**Task description:** From the listing below, extract each entry exactly as written, minus the images.

**Listing:**
━━━━━━━━━━━━━━━━━━━━━━━━━━━━━━

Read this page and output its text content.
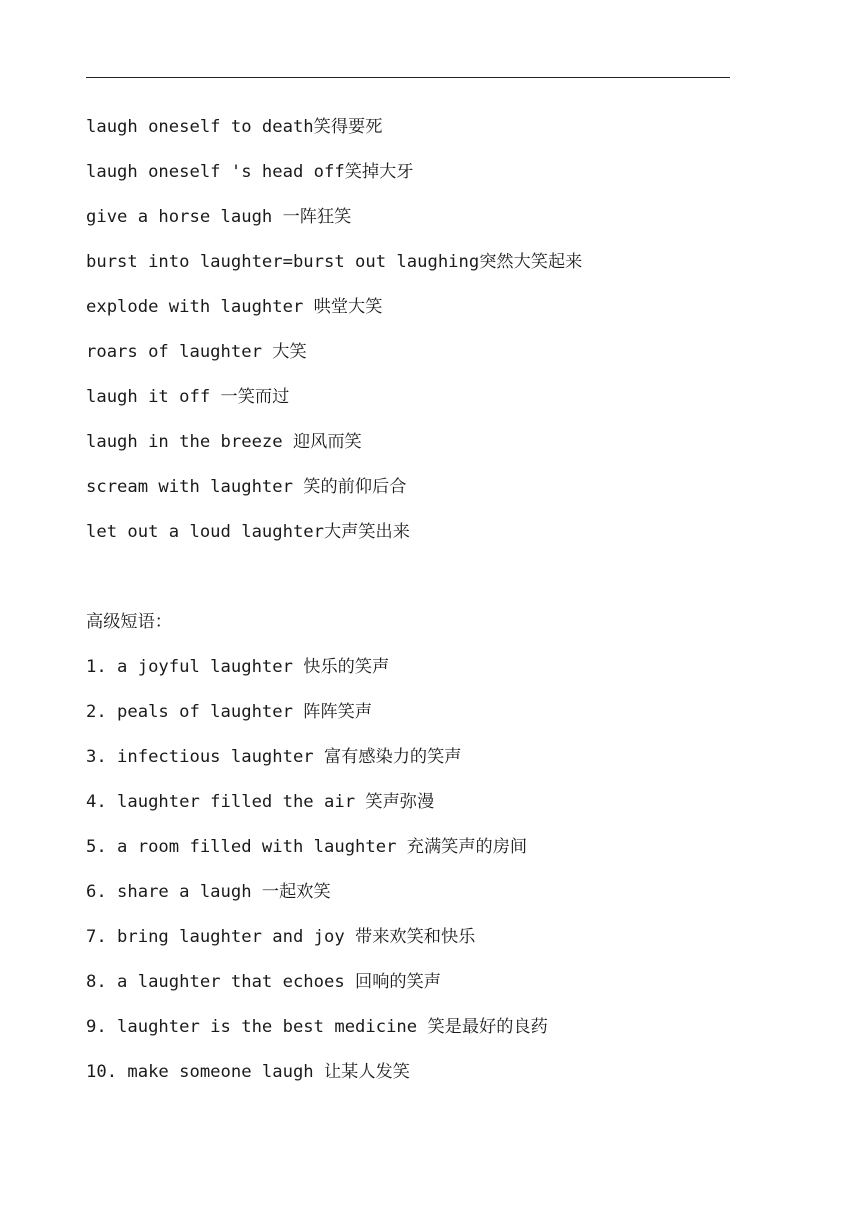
laugh oneself to death笑得要死
laugh oneself 's head off笑掉大牙
give a horse laugh 一阵狂笑
burst into laughter=burst out laughing突然大笑起来
explode with laughter 哄堂大笑
roars of laughter 大笑
laugh it off 一笑而过
laugh in the breeze 迎风而笑
scream with laughter 笑的前仰后合
let out a loud laughter大声笑出来
高级短语：
1. a joyful laughter 快乐的笑声
2. peals of laughter 阵阵笑声
3. infectious laughter 富有感染力的笑声
4. laughter filled the air 笑声弥漫
5. a room filled with laughter 充满笑声的房间
6. share a laugh 一起欢笑
7. bring laughter and joy 带来欢笑和快乐
8. a laughter that echoes 回响的笑声
9. laughter is the best medicine 笑是最好的良药
10. make someone laugh 让某人发笑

━━━━━━━━━━━━━━━━━━━━━━━━━━━━━━

**Solved exercise:**
Read this page and output its text content.
laugh oneself to death笑得要死
laugh oneself 's head off笑掉大牙
give a horse laugh 一阵狂笑
burst into laughter=burst out laughing突然大笑起来
explode with laughter 哄堂大笑
roars of laughter 大笑
laugh it off 一笑而过
laugh in the breeze 迎风而笑
scream with laughter 笑的前仰后合
let out a loud laughter大声笑出来
高级短语：
1. a joyful laughter 快乐的笑声
2. peals of laughter 阵阵笑声
3. infectious laughter 富有感染力的笑声
4. laughter filled the air 笑声弥漫
5. a room filled with laughter 充满笑声的房间
6. share a laugh 一起欢笑
7. bring laughter and joy 带来欢笑和快乐
8. a laughter that echoes 回响的笑声
9. laughter is the best medicine 笑是最好的良药
10. make someone laugh 让某人发笑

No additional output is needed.